• Exercise instructions
Write out the data below in full. Keep it exact.

• Listed records

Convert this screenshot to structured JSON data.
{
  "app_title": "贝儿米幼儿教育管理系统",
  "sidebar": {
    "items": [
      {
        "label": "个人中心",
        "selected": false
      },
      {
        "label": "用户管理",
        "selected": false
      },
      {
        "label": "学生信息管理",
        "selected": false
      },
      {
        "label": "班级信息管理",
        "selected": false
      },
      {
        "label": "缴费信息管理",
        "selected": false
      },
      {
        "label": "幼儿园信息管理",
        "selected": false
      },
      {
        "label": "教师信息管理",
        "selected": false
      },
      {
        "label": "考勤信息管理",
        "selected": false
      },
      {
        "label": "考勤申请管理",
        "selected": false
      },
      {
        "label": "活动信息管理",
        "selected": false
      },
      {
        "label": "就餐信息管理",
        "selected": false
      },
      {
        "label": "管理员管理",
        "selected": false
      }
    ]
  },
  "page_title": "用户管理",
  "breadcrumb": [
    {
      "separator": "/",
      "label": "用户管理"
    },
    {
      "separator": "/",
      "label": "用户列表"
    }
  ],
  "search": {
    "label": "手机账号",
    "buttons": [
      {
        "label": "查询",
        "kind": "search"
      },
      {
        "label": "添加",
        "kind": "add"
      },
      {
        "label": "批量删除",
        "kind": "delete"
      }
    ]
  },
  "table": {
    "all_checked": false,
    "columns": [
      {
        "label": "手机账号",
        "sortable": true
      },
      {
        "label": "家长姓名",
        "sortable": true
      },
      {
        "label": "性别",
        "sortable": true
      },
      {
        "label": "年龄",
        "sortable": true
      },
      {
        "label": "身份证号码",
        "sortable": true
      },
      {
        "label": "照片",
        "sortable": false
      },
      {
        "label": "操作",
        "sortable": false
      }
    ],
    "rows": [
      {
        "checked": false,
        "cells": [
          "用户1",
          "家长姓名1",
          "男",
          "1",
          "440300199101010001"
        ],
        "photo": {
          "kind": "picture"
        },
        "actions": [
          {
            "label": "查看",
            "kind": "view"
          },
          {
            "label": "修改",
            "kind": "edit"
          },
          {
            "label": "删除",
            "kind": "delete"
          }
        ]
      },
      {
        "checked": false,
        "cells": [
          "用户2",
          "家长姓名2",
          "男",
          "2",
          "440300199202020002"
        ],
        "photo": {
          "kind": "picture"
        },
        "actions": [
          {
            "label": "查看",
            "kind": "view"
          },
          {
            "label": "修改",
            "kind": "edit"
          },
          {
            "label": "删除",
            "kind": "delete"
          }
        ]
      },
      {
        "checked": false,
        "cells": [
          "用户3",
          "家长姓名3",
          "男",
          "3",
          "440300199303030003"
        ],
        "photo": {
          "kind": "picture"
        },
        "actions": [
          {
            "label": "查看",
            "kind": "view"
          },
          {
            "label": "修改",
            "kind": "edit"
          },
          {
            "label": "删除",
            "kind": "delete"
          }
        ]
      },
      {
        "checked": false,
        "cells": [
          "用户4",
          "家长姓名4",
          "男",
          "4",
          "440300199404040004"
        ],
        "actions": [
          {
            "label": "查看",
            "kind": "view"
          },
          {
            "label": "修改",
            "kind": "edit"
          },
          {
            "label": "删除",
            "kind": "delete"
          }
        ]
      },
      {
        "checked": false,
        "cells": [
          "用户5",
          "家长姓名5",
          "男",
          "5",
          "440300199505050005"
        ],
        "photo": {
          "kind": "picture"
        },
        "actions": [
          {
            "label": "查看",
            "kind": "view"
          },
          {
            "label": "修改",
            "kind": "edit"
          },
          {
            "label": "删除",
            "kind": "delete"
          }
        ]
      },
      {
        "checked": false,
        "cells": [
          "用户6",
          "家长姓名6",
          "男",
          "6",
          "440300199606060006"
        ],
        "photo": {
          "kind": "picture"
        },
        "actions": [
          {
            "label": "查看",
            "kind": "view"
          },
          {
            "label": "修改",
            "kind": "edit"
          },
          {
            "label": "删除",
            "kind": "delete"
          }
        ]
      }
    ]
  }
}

• Reply
Convert this screenshot to structured JSON data.
{
  "app_title": "贝儿米幼儿教育管理系统",
  "sidebar": {
    "items": [
      {
        "label": "个人中心",
        "selected": false
      },
      {
        "label": "用户管理",
        "selected": false
      },
      {
        "label": "学生信息管理",
        "selected": false
      },
      {
        "label": "班级信息管理",
        "selected": false
      },
      {
        "label": "缴费信息管理",
        "selected": false
      },
      {
        "label": "幼儿园信息管理",
        "selected": false
      },
      {
        "label": "教师信息管理",
        "selected": false
      },
      {
        "label": "考勤信息管理",
        "selected": false
      },
      {
        "label": "考勤申请管理",
        "selected": false
      },
      {
        "label": "活动信息管理",
        "selected": false
      },
      {
        "label": "就餐信息管理",
        "selected": false
      },
      {
        "label": "管理员管理",
        "selected": false
      }
    ]
  },
  "page_title": "用户管理",
  "breadcrumb": [
    {
      "separator": "/",
      "label": "用户管理"
    },
    {
      "separator": "/",
      "label": "用户列表"
    }
  ],
  "search": {
    "label": "手机账号",
    "buttons": [
      {
        "label": "查询",
        "kind": "search"
      },
      {
        "label": "添加",
        "kind": "add"
      },
      {
        "label": "批量删除",
        "kind": "delete"
      }
    ]
  },
  "table": {
    "all_checked": false,
    "columns": [
      {
        "label": "手机账号",
        "sortable": true
      },
      {
        "label": "家长姓名",
        "sortable": true
      },
      {
        "label": "性别",
        "sortable": true
      },
      {
        "label": "年龄",
        "sortable": true
      },
      {
        "label": "身份证号码",
        "sortable": true
      },
      {
        "label": "照片",
        "sortable": false
      },
      {
        "label": "操作",
        "sortable": false
      }
    ],
    "rows": [
      {
        "checked": false,
        "cells": [
          "用户1",
          "家长姓名1",
          "男",
          "1",
          "440300199101010001"
        ],
        "photo": {
          "kind": "picture"
        },
        "actions": [
          {
            "label": "查看",
            "kind": "view"
          },
          {
            "label": "修改",
            "kind": "edit"
          },
          {
            "label": "删除",
            "kind": "delete"
          }
        ]
      },
      {
        "checked": false,
        "cells": [
          "用户2",
          "家长姓名2",
          "男",
          "2",
          "440300199202020002"
        ],
        "photo": {
          "kind": "picture"
        },
        "actions": [
          {
            "label": "查看",
            "kind": "view"
          },
          {
            "label": "修改",
            "kind": "edit"
          },
          {
            "label": "删除",
            "kind": "delete"
          }
        ]
      },
      {
        "checked": false,
        "cells": [
          "用户3",
          "家长姓名3",
          "男",
          "3",
          "440300199303030003"
        ],
        "photo": {
          "kind": "picture"
        },
        "actions": [
          {
            "label": "查看",
            "kind": "view"
          },
          {
            "label": "修改",
            "kind": "edit"
          },
          {
            "label": "删除",
            "kind": "delete"
          }
        ]
      },
      {
        "checked": false,
        "cells": [
          "用户4",
          "家长姓名4",
          "男",
          "4",
          "440300199404040004"
        ],
        "actions": [
          {
            "label": "查看",
            "kind": "view"
          },
          {
            "label": "修改",
            "kind": "edit"
          },
          {
            "label": "删除",
            "kind": "delete"
          }
        ]
      },
      {
        "checked": false,
        "cells": [
          "用户5",
          "家长姓名5",
          "男",
          "5",
          "440300199505050005"
        ],
        "photo": {
          "kind": "picture"
        },
        "actions": [
          {
            "label": "查看",
            "kind": "view"
          },
          {
            "label": "修改",
            "kind": "edit"
          },
          {
            "label": "删除",
            "kind": "delete"
          }
        ]
      },
      {
        "checked": false,
        "cells": [
          "用户6",
          "家长姓名6",
          "男",
          "6",
          "440300199606060006"
        ],
        "photo": {
          "kind": "picture"
        },
        "actions": [
          {
            "label": "查看",
            "kind": "view"
          },
          {
            "label": "修改",
            "kind": "edit"
          },
          {
            "label": "删除",
            "kind": "delete"
          }
        ]
      }
    ]
  }
}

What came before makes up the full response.